> **ページ本文**:
^^^^^^^^^^^^^^^^

アリゾナの空は青かった【20】ミセス・エヴァンスのはかりごとPr.1
チェリー氏のクラスが終わったある日のこと、同じクラスのミセス・エヴァンスが声をかけて来た。
「Yuko、今度の土曜日時間がある?うちで小さなパーティーするんだけど、昼食、食べに来ない?」
ミセス・エヴァンスは、アメリカ国籍をもってはいるけれども、れっきとした日本人である。お連れ合いはアメリカの方で、アリゾナ大学にある天文学研究所の職員だ。ちなみに、アリゾナ大学の天文学研究所はかなり名を知られているのだそうだ。このことをわたしは後年知ったという、のほほん者であった。
しかし、ツーソンにあるキット・ピーク天文台には、例のロブ、ブルースのズッコケ組と一緒に出かけ、たった3人の訪問者ということで、丁重に案内してもらい巨大な天体望遠鏡を見学してきたのである。
画像はWikiから拝借したキットピーク国立天文台。この山は、アリゾナ州南部に居住するネイティブ・アメリカン、パパゴの聖地であるバボキバリ山です。23台の望遠鏡があり世界でも有数の天文観測機器が集まっている世界最大の太陽観測望遠鏡もあるのだそ。
さて、ミセス・エヴァンスだが、二人の子供が大学生になり、もう自分をあまり必要としなくなった。これまで聞きかじりのブロークン・イングリッシュでやってきたけれど、もう少しまとまな英語が書けるようになりたいと一念発起。40半ばを過ぎたその年、大学のESLコースを取り、作文クラスでわたし達は席を並べることになったのである。

^^^^^^^^^^^^^^^^

> **指示 1**: ページ本文によると、ミセス・エヴァンスが40代半ばで大学のESLコースを取ったのはなぜですか。1〜3文で説明してください。

^^^^^^^^^^^^^^^^

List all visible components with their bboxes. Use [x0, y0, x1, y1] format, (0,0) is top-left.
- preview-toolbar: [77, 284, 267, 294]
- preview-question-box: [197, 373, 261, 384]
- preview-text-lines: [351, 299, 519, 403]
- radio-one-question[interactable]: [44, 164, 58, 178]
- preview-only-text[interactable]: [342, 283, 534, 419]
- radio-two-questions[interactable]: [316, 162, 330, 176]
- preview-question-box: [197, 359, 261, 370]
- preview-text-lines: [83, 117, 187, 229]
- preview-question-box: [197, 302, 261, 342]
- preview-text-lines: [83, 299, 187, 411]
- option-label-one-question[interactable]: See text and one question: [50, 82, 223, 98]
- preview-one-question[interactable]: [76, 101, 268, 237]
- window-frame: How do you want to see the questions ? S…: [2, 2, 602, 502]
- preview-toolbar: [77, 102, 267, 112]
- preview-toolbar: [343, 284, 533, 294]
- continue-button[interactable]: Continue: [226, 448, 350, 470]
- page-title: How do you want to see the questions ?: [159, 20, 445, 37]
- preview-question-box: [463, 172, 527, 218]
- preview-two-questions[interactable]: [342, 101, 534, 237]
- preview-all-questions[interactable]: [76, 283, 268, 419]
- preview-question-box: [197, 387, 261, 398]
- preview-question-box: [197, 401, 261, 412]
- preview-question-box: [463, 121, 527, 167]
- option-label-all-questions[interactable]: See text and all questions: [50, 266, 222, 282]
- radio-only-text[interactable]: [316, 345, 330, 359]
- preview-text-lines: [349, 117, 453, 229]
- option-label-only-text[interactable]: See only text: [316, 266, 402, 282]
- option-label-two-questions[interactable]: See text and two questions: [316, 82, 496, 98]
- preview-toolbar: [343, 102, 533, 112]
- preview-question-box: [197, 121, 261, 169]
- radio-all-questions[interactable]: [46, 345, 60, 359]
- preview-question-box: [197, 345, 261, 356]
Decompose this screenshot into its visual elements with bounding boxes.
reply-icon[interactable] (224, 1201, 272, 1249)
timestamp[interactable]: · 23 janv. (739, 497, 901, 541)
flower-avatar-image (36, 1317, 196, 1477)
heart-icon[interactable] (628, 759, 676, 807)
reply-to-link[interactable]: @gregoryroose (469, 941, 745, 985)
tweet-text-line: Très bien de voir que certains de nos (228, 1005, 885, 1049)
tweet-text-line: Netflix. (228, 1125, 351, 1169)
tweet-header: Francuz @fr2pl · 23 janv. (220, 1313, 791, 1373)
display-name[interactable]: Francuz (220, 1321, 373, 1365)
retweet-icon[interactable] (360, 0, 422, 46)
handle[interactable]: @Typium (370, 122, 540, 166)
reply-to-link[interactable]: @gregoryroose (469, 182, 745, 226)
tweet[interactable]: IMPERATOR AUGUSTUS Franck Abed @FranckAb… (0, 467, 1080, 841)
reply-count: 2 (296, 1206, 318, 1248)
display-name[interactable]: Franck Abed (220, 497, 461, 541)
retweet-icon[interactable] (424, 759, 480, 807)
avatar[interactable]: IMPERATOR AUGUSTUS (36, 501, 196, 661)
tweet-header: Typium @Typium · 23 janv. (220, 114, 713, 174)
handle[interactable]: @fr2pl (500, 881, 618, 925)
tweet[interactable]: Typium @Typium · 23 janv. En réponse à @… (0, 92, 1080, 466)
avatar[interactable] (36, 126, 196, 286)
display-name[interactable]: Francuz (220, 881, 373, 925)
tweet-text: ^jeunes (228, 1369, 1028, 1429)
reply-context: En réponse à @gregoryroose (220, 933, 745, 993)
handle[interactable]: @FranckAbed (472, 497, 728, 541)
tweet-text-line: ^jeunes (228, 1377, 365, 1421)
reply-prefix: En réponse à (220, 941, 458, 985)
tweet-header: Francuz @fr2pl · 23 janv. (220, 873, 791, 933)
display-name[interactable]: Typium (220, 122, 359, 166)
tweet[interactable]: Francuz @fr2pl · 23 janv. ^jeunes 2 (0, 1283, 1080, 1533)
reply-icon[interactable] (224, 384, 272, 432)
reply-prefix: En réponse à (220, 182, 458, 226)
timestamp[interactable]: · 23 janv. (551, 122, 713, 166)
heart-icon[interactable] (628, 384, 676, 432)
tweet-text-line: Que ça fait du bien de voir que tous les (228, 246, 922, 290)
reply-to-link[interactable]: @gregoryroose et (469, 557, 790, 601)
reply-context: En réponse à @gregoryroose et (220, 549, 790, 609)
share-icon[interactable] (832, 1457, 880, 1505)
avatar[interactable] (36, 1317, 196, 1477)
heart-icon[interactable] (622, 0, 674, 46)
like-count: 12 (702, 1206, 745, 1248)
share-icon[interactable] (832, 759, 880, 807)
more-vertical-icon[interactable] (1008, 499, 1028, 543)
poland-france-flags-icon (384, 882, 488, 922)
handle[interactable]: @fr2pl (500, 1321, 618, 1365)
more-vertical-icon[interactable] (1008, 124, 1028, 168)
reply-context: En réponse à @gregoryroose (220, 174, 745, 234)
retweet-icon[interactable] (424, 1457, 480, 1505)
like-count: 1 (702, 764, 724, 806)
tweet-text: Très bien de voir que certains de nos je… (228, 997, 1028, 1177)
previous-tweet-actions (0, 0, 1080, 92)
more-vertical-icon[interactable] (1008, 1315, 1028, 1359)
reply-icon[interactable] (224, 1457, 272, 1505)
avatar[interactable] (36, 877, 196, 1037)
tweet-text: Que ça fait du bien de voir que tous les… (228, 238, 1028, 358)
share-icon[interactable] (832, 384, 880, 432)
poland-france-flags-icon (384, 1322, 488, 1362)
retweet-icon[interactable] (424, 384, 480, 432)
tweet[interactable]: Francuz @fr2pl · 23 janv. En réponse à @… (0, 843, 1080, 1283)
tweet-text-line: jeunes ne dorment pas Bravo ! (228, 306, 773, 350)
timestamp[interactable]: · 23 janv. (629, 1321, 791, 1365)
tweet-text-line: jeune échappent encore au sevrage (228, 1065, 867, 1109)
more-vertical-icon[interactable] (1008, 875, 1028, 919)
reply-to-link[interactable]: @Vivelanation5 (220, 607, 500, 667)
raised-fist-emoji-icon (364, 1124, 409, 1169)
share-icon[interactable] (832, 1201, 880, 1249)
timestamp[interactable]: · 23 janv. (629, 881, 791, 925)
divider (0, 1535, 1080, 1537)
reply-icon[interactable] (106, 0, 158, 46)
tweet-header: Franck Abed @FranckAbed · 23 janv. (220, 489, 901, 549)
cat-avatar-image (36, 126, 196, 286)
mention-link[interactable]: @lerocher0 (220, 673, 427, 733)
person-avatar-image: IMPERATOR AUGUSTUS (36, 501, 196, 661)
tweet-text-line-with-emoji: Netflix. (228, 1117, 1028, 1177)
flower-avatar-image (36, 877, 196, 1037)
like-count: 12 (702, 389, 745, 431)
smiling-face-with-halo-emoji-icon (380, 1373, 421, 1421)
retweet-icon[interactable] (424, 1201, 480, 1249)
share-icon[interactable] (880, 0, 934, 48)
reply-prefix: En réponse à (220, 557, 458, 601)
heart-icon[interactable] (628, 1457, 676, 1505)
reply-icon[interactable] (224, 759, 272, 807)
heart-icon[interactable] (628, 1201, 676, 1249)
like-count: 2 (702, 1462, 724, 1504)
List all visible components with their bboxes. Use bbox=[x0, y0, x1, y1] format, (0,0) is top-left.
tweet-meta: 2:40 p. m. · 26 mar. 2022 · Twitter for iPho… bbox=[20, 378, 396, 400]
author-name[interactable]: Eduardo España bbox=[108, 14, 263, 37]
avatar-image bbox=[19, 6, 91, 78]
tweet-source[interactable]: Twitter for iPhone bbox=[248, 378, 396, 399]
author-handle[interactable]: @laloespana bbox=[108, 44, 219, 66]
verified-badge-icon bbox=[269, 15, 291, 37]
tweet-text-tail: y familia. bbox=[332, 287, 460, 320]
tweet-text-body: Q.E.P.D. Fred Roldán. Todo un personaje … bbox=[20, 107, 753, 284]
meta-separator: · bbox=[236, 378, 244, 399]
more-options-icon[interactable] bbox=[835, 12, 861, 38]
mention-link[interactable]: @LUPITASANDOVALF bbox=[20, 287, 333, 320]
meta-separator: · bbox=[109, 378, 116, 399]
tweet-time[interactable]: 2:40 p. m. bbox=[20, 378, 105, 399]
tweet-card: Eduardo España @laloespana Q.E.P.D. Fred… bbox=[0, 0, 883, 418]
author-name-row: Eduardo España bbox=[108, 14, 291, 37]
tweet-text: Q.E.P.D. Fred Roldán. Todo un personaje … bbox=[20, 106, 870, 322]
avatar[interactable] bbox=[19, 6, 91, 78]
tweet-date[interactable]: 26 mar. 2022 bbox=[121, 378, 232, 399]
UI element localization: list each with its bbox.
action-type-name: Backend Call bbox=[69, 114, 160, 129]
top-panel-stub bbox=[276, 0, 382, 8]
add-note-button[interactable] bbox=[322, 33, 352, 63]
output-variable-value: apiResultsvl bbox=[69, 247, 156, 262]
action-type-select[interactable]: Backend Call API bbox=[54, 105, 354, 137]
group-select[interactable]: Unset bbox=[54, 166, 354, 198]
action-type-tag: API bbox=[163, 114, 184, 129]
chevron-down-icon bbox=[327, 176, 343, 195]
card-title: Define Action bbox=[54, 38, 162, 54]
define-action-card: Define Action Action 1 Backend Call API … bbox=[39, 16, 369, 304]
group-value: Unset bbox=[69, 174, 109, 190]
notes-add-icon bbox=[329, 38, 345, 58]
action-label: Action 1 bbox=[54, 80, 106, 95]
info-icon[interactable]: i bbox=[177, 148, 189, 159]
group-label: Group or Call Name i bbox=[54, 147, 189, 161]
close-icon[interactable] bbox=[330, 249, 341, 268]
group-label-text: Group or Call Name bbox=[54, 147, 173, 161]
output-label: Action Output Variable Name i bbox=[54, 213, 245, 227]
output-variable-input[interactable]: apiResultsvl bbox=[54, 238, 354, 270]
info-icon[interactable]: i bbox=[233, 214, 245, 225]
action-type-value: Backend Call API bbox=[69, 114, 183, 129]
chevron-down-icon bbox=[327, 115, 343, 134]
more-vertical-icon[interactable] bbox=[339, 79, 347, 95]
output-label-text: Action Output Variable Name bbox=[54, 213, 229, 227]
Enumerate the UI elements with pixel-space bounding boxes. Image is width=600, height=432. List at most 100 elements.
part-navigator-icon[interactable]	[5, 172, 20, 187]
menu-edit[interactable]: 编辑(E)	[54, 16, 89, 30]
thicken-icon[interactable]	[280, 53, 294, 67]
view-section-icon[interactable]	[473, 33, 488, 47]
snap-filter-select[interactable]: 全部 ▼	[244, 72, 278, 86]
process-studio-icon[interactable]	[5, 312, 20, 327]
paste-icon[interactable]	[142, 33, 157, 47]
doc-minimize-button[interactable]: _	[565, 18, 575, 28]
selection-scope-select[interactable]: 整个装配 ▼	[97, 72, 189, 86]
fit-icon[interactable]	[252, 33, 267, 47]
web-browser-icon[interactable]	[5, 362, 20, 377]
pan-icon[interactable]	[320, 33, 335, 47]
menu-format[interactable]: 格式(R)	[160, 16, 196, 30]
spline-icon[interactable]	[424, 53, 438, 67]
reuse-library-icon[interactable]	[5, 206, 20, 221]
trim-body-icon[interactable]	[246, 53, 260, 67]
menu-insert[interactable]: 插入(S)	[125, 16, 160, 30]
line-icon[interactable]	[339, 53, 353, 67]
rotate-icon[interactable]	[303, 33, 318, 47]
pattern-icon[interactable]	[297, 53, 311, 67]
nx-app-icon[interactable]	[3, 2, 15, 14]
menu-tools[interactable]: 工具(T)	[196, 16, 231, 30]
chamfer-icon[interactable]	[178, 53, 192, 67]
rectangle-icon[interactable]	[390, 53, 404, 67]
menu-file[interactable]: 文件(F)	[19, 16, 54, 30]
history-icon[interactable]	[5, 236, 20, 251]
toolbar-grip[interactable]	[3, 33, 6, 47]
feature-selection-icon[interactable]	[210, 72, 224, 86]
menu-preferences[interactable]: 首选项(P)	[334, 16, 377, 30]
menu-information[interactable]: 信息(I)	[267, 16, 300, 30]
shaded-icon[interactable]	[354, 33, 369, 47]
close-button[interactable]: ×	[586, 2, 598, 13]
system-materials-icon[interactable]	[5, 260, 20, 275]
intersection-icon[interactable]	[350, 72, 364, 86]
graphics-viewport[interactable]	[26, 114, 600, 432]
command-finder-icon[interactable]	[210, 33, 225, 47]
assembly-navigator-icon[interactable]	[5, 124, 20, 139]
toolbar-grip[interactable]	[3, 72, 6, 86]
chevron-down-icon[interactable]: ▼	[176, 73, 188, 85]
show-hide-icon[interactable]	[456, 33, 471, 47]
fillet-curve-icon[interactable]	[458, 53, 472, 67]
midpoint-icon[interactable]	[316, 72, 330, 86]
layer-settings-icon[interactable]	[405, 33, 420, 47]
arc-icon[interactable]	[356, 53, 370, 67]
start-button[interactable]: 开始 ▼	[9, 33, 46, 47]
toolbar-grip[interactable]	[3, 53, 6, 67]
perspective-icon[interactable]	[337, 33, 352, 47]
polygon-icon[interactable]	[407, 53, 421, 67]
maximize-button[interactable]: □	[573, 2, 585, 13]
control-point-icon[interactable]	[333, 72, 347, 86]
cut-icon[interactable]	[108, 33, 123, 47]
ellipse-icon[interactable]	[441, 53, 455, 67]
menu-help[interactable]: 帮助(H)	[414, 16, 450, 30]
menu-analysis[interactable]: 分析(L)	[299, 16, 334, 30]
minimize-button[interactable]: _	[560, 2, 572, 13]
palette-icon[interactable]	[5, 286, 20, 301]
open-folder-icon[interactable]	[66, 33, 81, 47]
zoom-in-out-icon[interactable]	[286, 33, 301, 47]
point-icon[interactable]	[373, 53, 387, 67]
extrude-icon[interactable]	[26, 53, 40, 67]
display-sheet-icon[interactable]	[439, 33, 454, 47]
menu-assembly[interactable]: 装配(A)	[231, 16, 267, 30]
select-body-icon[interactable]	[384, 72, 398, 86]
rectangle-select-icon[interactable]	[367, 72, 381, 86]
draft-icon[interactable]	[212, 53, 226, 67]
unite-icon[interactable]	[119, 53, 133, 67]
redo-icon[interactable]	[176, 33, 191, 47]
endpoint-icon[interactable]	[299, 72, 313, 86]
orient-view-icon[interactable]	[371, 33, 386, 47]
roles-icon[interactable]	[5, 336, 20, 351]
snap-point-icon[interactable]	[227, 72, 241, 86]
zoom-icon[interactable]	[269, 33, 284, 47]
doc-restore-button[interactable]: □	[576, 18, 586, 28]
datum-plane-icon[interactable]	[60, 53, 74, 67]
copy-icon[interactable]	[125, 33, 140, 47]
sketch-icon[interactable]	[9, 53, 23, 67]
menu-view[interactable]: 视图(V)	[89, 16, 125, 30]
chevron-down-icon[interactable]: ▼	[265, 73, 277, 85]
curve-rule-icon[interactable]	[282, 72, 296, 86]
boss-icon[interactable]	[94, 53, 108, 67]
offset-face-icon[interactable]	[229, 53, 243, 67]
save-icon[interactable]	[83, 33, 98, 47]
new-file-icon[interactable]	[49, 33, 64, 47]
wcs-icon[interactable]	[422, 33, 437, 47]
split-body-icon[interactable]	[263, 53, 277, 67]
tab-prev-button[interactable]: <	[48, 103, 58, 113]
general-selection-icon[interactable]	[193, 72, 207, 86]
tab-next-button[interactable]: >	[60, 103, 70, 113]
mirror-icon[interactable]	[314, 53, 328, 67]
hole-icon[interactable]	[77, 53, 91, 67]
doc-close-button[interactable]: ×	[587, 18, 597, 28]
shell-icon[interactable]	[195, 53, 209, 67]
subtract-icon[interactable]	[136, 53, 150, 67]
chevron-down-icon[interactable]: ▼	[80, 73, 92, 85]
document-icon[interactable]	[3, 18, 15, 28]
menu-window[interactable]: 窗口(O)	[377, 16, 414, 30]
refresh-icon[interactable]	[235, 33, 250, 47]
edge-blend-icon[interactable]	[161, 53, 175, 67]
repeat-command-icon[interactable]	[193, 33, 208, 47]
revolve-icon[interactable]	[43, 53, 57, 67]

^^^^^^^^^^^^^^^^

> **指示 2**: 記録の最初の行から始めて、「- radio-only-text[interactable]: [316, 345, 330, 359]」を含む行までを、両端の行も含めて一字一句そのまま引用してください。

> **完成した回答 1**: 二人の子供が大学生になり、もう自分をあまり必要としなくなったからです。それまでは聞きかじりのブロークン・イングリッシュでやってきましたが、もう少しきちんとした英語が書けるようになりたいと一念発起しました。

> **完成した回答 2**:
List all visible components with their bboxes. Use [x0, y0, x1, y1] format, (0,0) is top-left.
- preview-toolbar: [77, 284, 267, 294]
- preview-question-box: [197, 373, 261, 384]
- preview-text-lines: [351, 299, 519, 403]
- radio-one-question[interactable]: [44, 164, 58, 178]
- preview-only-text[interactable]: [342, 283, 534, 419]
- radio-two-questions[interactable]: [316, 162, 330, 176]
- preview-question-box: [197, 359, 261, 370]
- preview-text-lines: [83, 117, 187, 229]
- preview-question-box: [197, 302, 261, 342]
- preview-text-lines: [83, 299, 187, 411]
- option-label-one-question[interactable]: See text and one question: [50, 82, 223, 98]
- preview-one-question[interactable]: [76, 101, 268, 237]
- window-frame: How do you want to see the questions ? S…: [2, 2, 602, 502]
- preview-toolbar: [77, 102, 267, 112]
- preview-toolbar: [343, 284, 533, 294]
- continue-button[interactable]: Continue: [226, 448, 350, 470]
- page-title: How do you want to see the questions ?: [159, 20, 445, 37]
- preview-question-box: [463, 172, 527, 218]
- preview-two-questions[interactable]: [342, 101, 534, 237]
- preview-all-questions[interactable]: [76, 283, 268, 419]
- preview-question-box: [197, 387, 261, 398]
- preview-question-box: [197, 401, 261, 412]
- preview-question-box: [463, 121, 527, 167]
- option-label-all-questions[interactable]: See text and all questions: [50, 266, 222, 282]
- radio-only-text[interactable]: [316, 345, 330, 359]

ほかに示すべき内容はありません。